— Directive —
Where the word "goal" occurs in a line, return that line.

— Supplied records —
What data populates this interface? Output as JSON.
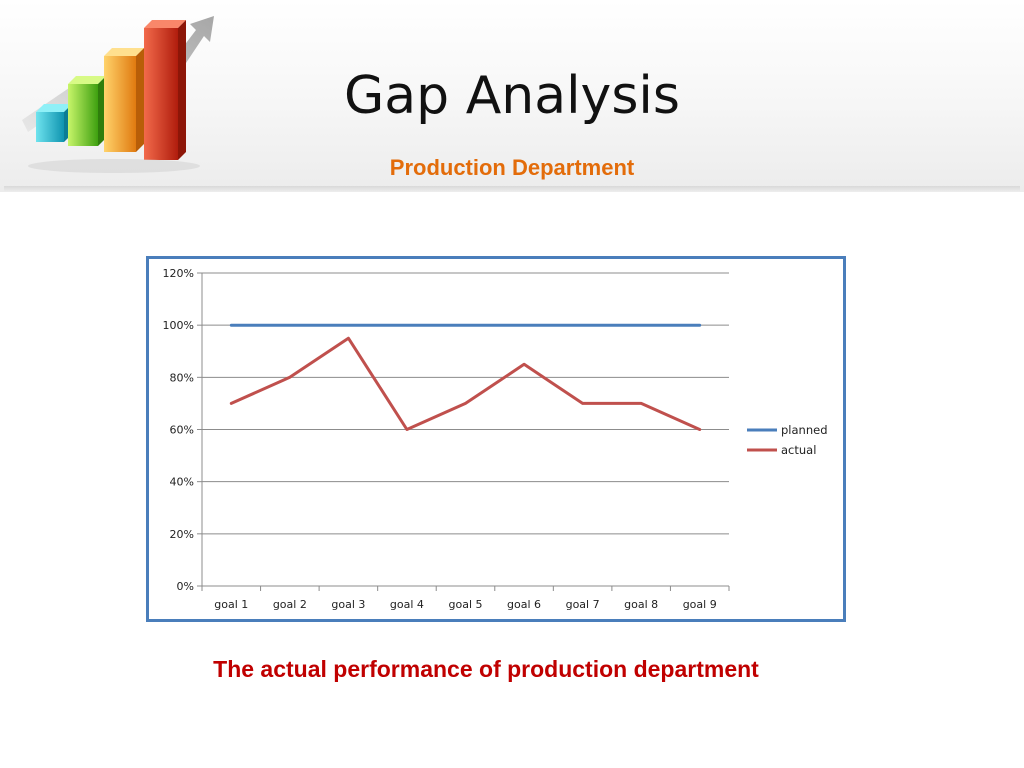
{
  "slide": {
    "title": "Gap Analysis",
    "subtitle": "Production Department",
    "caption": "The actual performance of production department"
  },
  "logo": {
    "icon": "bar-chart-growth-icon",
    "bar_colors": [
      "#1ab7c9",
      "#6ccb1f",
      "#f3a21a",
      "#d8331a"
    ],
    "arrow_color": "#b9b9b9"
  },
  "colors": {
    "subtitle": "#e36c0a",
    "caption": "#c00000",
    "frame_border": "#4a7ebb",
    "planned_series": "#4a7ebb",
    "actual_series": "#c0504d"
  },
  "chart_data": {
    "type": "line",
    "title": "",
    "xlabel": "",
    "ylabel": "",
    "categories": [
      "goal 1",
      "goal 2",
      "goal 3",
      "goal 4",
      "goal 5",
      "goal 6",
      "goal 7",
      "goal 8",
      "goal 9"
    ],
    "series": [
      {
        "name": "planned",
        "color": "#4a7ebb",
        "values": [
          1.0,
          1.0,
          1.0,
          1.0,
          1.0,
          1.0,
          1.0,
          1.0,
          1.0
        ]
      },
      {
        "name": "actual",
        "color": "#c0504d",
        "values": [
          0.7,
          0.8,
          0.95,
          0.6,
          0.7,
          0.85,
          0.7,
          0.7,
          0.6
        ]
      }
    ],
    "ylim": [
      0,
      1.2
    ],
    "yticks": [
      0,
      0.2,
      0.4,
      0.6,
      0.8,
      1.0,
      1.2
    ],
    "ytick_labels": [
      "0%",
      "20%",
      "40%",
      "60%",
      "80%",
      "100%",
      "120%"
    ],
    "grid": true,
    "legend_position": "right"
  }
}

* * *

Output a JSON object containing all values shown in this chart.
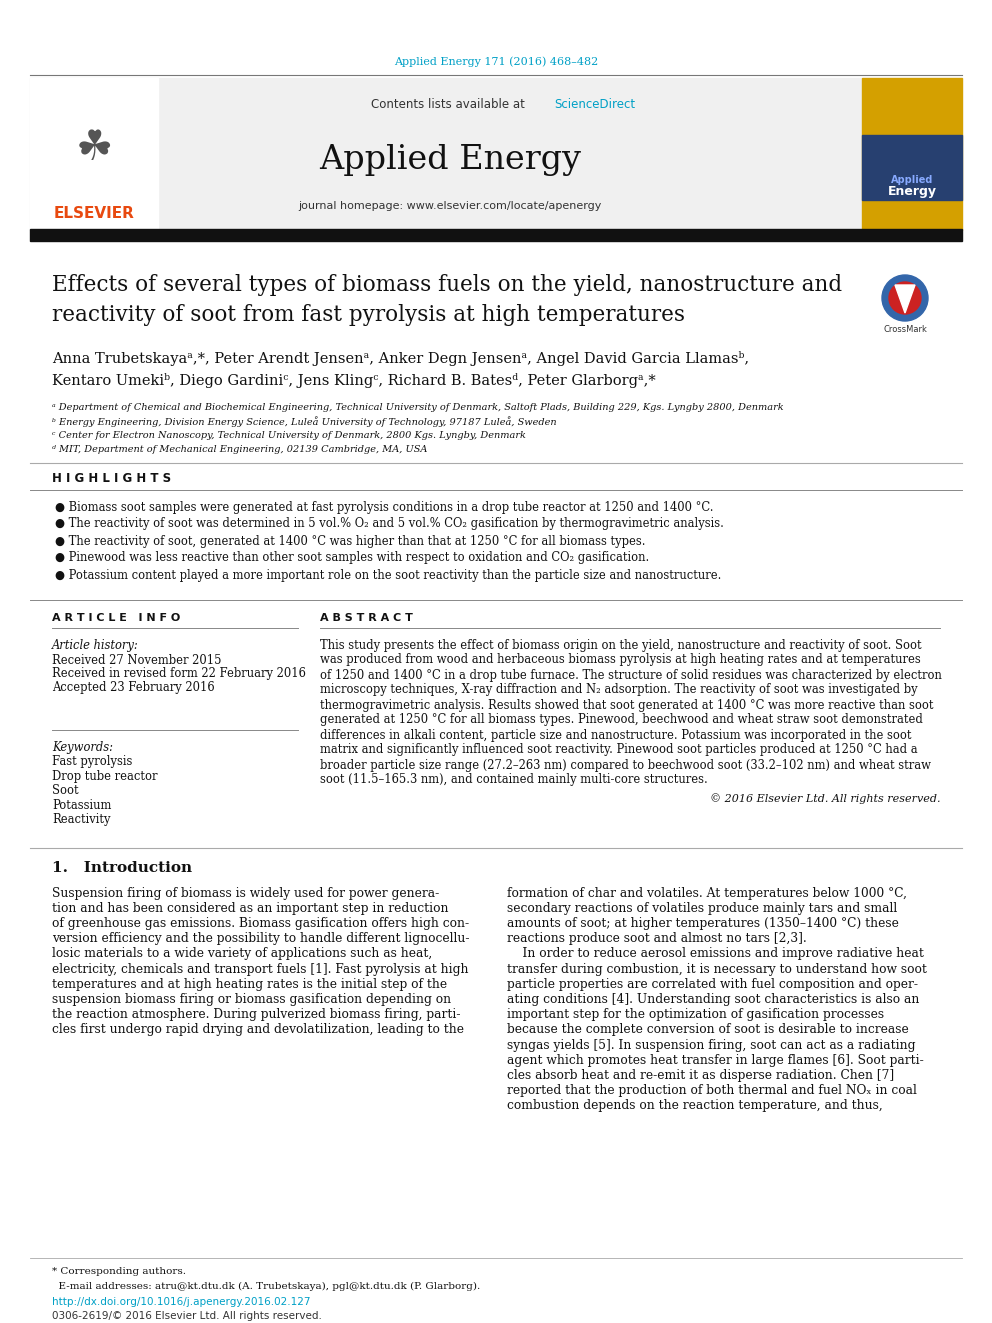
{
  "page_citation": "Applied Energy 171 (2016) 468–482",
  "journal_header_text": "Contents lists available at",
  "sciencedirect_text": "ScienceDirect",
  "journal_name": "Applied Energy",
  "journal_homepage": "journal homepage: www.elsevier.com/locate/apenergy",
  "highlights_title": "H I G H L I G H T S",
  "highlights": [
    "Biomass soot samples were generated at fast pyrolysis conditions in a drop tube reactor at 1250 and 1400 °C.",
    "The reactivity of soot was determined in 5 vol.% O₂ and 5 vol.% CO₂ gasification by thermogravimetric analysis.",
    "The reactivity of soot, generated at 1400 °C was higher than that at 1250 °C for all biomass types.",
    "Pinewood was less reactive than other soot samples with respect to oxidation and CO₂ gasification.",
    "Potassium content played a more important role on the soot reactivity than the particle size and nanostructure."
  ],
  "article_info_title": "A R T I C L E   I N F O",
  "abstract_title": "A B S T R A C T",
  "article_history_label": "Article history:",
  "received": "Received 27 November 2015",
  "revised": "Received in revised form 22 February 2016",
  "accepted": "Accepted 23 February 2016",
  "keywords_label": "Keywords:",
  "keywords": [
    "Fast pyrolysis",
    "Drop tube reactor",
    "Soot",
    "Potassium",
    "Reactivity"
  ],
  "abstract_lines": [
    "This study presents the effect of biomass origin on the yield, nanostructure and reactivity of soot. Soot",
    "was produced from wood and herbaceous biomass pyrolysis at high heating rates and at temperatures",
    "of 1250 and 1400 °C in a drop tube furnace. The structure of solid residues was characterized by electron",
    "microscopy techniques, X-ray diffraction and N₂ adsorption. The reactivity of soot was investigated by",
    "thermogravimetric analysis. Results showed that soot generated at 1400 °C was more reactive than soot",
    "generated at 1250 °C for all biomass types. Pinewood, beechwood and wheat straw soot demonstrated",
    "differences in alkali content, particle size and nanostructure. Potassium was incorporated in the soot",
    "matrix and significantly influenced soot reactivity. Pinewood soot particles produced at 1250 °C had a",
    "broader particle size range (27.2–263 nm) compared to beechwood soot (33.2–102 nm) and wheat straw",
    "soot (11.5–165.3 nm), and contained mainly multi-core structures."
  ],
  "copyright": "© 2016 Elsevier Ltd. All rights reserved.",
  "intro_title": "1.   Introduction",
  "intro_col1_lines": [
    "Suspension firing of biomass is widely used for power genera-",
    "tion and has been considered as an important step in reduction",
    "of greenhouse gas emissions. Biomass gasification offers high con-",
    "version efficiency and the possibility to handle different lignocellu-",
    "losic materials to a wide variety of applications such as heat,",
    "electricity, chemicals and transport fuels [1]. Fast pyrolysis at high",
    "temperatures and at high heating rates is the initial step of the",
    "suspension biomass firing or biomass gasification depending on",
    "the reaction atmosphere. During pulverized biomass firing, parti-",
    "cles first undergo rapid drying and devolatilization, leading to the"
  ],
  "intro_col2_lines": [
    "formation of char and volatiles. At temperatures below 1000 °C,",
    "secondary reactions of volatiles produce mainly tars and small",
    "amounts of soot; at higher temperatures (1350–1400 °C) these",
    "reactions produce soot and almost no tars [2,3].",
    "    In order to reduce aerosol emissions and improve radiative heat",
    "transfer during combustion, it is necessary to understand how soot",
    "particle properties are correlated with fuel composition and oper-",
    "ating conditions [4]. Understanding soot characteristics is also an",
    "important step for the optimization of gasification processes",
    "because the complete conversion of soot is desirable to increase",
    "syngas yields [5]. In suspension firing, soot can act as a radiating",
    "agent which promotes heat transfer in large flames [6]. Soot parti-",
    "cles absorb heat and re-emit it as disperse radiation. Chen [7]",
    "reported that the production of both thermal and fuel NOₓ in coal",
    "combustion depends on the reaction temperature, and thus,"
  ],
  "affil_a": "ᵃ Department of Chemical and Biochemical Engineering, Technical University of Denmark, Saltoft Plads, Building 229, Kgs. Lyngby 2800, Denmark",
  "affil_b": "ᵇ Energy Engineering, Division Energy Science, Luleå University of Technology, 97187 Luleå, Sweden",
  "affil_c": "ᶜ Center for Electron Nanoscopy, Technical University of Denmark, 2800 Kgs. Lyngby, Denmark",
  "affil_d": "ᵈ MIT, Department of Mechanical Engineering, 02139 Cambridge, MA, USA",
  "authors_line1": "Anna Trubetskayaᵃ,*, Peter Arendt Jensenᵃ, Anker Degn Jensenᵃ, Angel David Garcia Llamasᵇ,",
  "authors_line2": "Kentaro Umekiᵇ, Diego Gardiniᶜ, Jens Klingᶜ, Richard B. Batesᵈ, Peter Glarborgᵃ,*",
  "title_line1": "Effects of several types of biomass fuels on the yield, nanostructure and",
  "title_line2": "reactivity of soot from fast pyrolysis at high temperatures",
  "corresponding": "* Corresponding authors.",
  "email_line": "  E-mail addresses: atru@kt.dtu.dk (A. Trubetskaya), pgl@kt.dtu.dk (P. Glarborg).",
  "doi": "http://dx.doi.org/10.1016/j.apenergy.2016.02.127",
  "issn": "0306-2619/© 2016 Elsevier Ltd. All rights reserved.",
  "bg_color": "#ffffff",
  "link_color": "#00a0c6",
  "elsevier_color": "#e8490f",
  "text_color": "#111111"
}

— The result —
      "goal 1",
      "goal 2",
      "goal 3",
      "goal 4",
      "goal 5",
      "goal 6",
      "goal 7",
      "goal 8",
      "goal 9"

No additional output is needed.